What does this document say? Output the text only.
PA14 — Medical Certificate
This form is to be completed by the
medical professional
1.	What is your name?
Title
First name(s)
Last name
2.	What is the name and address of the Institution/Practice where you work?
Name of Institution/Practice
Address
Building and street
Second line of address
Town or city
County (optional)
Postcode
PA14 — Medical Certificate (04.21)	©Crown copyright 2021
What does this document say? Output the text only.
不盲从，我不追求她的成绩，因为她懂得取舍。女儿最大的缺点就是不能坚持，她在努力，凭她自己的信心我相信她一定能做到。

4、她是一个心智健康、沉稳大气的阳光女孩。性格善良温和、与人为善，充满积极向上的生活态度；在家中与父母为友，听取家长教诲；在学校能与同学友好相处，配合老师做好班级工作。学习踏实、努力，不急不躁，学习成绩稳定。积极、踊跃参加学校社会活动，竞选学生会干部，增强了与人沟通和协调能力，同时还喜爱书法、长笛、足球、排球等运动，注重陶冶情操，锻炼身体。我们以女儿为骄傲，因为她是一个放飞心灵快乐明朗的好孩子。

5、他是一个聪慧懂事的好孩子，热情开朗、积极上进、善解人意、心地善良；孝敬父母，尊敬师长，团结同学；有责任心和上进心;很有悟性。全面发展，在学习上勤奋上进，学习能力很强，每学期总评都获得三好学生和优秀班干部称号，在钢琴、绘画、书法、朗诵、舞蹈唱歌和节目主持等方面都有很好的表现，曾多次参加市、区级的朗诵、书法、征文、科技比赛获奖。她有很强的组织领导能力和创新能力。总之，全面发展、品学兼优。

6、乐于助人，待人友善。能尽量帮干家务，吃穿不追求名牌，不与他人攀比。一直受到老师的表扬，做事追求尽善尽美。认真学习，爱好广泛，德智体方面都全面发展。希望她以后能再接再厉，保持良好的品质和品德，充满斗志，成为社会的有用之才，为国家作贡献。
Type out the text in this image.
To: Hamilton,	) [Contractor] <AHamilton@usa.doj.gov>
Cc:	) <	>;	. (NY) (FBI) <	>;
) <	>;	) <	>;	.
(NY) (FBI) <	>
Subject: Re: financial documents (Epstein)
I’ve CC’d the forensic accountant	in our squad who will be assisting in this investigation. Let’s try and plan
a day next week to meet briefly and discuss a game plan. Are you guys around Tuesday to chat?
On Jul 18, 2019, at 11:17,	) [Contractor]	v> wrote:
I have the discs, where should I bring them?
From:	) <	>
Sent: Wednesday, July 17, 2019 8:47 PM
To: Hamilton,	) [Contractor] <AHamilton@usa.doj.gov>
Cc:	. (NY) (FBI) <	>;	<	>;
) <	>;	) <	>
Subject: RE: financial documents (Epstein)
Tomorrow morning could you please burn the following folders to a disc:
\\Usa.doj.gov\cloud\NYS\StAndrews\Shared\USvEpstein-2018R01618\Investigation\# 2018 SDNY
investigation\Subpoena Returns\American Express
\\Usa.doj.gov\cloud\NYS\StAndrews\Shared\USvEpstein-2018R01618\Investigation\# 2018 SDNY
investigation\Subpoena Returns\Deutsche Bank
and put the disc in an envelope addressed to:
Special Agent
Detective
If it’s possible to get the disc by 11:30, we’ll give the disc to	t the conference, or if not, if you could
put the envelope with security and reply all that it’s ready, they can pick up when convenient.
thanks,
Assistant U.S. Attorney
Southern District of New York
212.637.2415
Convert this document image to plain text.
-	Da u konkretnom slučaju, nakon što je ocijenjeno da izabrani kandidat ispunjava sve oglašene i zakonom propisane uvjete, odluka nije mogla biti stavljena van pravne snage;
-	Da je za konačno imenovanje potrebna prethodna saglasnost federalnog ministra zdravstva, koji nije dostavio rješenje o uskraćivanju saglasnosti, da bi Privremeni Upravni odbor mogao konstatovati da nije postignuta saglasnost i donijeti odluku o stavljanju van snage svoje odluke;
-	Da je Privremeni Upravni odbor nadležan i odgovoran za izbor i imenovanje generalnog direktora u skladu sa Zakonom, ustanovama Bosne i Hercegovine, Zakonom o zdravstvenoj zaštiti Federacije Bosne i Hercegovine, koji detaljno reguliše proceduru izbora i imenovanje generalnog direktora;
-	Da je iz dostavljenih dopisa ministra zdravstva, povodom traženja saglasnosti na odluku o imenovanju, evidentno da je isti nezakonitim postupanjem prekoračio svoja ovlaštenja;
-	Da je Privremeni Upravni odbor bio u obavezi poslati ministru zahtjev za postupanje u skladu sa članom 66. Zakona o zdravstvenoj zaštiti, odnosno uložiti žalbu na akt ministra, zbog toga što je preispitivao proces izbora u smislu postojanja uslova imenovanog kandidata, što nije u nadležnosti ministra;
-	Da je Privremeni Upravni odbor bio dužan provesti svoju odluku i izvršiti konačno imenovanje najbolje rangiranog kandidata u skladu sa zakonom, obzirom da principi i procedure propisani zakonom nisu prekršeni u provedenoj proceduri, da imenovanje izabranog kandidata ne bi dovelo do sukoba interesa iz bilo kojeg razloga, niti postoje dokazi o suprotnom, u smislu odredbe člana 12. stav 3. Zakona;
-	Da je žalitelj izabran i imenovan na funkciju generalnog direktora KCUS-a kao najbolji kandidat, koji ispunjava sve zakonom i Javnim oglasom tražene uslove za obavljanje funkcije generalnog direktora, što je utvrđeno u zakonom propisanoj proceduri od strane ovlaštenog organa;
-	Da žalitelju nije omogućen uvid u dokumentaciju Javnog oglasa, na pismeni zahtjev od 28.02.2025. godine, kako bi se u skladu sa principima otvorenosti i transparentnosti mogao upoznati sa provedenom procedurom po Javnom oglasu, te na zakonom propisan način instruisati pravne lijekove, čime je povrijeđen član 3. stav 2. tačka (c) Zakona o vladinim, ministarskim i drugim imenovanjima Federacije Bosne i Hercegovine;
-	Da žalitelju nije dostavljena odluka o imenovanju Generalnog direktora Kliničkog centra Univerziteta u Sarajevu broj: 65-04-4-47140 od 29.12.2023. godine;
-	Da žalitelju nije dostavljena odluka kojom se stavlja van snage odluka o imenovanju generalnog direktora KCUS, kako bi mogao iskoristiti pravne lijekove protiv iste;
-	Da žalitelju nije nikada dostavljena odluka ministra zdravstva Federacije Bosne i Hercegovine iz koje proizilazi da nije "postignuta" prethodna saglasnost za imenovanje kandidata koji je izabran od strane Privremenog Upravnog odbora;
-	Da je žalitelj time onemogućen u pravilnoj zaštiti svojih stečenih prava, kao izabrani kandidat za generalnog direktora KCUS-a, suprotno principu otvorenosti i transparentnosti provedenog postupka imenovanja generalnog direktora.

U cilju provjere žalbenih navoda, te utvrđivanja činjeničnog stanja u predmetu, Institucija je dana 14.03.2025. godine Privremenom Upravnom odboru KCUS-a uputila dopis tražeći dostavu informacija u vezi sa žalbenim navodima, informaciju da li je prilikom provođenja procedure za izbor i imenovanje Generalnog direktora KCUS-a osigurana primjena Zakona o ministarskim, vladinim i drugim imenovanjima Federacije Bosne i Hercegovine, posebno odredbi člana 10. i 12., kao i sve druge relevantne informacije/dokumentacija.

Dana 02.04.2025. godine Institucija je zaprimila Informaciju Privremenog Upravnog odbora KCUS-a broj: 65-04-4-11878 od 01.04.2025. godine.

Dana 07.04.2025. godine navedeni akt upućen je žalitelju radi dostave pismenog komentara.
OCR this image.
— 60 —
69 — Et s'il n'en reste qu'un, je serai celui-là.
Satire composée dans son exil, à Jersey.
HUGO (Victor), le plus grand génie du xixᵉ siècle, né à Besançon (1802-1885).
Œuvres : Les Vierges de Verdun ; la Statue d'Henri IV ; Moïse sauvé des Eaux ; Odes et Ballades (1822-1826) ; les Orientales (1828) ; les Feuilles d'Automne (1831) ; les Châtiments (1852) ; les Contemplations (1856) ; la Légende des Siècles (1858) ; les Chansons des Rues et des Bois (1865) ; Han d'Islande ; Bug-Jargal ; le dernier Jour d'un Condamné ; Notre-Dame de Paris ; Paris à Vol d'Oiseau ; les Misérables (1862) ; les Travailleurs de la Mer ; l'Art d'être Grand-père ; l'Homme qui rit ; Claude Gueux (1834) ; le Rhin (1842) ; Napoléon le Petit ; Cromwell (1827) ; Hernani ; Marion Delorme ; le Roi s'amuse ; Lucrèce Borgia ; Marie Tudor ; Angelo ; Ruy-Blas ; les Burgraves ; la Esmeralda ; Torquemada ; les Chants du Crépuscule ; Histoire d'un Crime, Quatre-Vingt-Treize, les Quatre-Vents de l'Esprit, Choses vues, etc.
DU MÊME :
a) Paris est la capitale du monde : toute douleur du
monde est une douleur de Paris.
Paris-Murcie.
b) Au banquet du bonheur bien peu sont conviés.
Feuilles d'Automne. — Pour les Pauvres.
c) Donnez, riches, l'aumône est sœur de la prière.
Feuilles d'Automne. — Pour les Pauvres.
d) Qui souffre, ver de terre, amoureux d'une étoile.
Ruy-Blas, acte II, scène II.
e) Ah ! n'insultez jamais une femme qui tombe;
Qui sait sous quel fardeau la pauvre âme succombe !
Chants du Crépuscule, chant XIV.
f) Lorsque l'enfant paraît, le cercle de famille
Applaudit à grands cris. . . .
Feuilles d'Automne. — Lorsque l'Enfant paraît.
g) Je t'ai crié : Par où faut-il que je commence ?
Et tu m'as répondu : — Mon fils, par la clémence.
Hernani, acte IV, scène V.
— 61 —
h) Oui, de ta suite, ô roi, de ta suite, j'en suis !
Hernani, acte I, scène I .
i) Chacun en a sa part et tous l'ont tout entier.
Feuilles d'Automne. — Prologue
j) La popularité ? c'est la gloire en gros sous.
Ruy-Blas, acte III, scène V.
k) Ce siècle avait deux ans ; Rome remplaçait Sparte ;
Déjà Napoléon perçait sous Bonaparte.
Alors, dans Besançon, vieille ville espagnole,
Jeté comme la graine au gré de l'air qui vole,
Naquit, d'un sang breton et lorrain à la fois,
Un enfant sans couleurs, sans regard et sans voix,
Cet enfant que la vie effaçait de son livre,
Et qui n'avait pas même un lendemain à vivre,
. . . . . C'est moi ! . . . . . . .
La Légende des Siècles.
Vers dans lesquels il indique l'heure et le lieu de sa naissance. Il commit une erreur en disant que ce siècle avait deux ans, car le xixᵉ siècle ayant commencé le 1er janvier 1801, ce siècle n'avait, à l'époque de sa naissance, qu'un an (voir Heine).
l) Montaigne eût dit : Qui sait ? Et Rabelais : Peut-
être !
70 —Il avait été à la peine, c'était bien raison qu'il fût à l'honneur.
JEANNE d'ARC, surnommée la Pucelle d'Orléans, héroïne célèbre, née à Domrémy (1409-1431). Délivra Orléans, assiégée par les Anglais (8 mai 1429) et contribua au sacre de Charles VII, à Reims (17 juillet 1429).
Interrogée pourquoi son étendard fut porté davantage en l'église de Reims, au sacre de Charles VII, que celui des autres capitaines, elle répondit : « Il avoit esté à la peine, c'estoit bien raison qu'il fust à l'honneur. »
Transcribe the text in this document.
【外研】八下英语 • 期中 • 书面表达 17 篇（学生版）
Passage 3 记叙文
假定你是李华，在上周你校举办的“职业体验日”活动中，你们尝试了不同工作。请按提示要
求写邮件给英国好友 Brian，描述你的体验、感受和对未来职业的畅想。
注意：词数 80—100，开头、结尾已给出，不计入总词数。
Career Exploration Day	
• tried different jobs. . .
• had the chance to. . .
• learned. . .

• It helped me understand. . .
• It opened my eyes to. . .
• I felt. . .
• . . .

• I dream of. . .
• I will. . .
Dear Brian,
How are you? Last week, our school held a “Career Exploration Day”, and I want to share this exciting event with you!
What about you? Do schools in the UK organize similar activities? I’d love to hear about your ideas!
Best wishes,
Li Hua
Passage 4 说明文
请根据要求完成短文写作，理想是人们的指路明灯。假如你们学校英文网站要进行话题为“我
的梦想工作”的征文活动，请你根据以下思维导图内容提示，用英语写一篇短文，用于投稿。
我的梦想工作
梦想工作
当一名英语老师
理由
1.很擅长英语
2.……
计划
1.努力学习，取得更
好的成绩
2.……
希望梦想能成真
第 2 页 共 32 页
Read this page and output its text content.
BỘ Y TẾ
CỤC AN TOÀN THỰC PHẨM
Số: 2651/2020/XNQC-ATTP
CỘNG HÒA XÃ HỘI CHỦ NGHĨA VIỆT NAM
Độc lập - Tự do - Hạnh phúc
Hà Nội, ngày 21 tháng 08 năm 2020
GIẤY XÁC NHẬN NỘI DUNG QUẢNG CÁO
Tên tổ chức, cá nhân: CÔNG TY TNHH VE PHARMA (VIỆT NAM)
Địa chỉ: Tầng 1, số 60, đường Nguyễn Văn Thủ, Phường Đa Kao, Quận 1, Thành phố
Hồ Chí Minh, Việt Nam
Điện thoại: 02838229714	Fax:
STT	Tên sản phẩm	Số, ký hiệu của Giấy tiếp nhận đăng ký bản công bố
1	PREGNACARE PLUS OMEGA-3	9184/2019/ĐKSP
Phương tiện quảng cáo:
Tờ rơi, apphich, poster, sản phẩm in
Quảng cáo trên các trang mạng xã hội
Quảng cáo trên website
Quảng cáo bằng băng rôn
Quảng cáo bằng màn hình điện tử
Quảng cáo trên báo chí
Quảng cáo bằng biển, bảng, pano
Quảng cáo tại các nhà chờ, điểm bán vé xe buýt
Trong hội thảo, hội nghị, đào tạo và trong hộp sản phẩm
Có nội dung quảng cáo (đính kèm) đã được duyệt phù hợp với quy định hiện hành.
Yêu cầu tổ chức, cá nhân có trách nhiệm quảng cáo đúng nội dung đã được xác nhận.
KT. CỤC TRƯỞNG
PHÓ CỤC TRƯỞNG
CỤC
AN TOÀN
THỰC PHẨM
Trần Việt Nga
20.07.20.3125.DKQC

Instruction: Copy every line in the listing above where the string "celui" turns up.

Expected answer:
69 — Et s'il n'en reste qu'un, je serai celui-là.
Interrogée pourquoi son étendard fut porté davantage en l'église de Reims, au sacre de Charles VII, que celui des autres capitaines, elle répondit : « Il avoit esté à la peine, c'estoit bien raison qu'il fust à l'honneur. »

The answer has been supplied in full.